▶ EXERCISE INSTRUCTIONS
Your task is to give the data again, exactly, with every line intact.

▶ THE DATA

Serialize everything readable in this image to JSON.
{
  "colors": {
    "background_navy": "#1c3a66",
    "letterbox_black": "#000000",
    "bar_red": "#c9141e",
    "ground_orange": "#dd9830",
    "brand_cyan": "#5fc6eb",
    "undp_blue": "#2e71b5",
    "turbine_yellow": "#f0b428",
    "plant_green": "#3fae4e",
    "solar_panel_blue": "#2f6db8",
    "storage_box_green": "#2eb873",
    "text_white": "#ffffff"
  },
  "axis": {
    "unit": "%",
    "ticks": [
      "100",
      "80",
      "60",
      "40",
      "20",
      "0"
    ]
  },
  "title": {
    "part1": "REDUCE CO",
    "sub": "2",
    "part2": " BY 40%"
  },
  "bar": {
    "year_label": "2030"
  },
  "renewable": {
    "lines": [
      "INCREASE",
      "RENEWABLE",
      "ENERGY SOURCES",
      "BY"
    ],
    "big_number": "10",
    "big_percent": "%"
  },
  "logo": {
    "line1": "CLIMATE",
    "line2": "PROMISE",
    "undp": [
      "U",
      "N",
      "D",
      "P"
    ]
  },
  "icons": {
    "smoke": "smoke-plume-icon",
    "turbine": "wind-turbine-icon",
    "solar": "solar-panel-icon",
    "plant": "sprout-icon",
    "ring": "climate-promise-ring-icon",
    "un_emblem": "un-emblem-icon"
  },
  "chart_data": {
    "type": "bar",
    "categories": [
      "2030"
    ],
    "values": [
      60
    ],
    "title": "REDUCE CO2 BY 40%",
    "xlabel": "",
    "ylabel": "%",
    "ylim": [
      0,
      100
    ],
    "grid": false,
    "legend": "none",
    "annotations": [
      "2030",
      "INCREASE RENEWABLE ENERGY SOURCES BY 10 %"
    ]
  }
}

▶ WRITTEN RESPONSE
Serialize everything readable in this image to JSON.
{
  "colors": {
    "background_navy": "#1c3a66",
    "letterbox_black": "#000000",
    "bar_red": "#c9141e",
    "ground_orange": "#dd9830",
    "brand_cyan": "#5fc6eb",
    "undp_blue": "#2e71b5",
    "turbine_yellow": "#f0b428",
    "plant_green": "#3fae4e",
    "solar_panel_blue": "#2f6db8",
    "storage_box_green": "#2eb873",
    "text_white": "#ffffff"
  },
  "axis": {
    "unit": "%",
    "ticks": [
      "100",
      "80",
      "60",
      "40",
      "20",
      "0"
    ]
  },
  "title": {
    "part1": "REDUCE CO",
    "sub": "2",
    "part2": " BY 40%"
  },
  "bar": {
    "year_label": "2030"
  },
  "renewable": {
    "lines": [
      "INCREASE",
      "RENEWABLE",
      "ENERGY SOURCES",
      "BY"
    ],
    "big_number": "10",
    "big_percent": "%"
  },
  "logo": {
    "line1": "CLIMATE",
    "line2": "PROMISE",
    "undp": [
      "U",
      "N",
      "D",
      "P"
    ]
  },
  "icons": {
    "smoke": "smoke-plume-icon",
    "turbine": "wind-turbine-icon",
    "solar": "solar-panel-icon",
    "plant": "sprout-icon",
    "ring": "climate-promise-ring-icon",
    "un_emblem": "un-emblem-icon"
  },
  "chart_data": {
    "type": "bar",
    "categories": [
      "2030"
    ],
    "values": [
      60
    ],
    "title": "REDUCE CO2 BY 40%",
    "xlabel": "",
    "ylabel": "%",
    "ylim": [
      0,
      100
    ],
    "grid": false,
    "legend": "none",
    "annotations": [
      "2030",
      "INCREASE RENEWABLE ENERGY SOURCES BY 10 %"
    ]
  }
}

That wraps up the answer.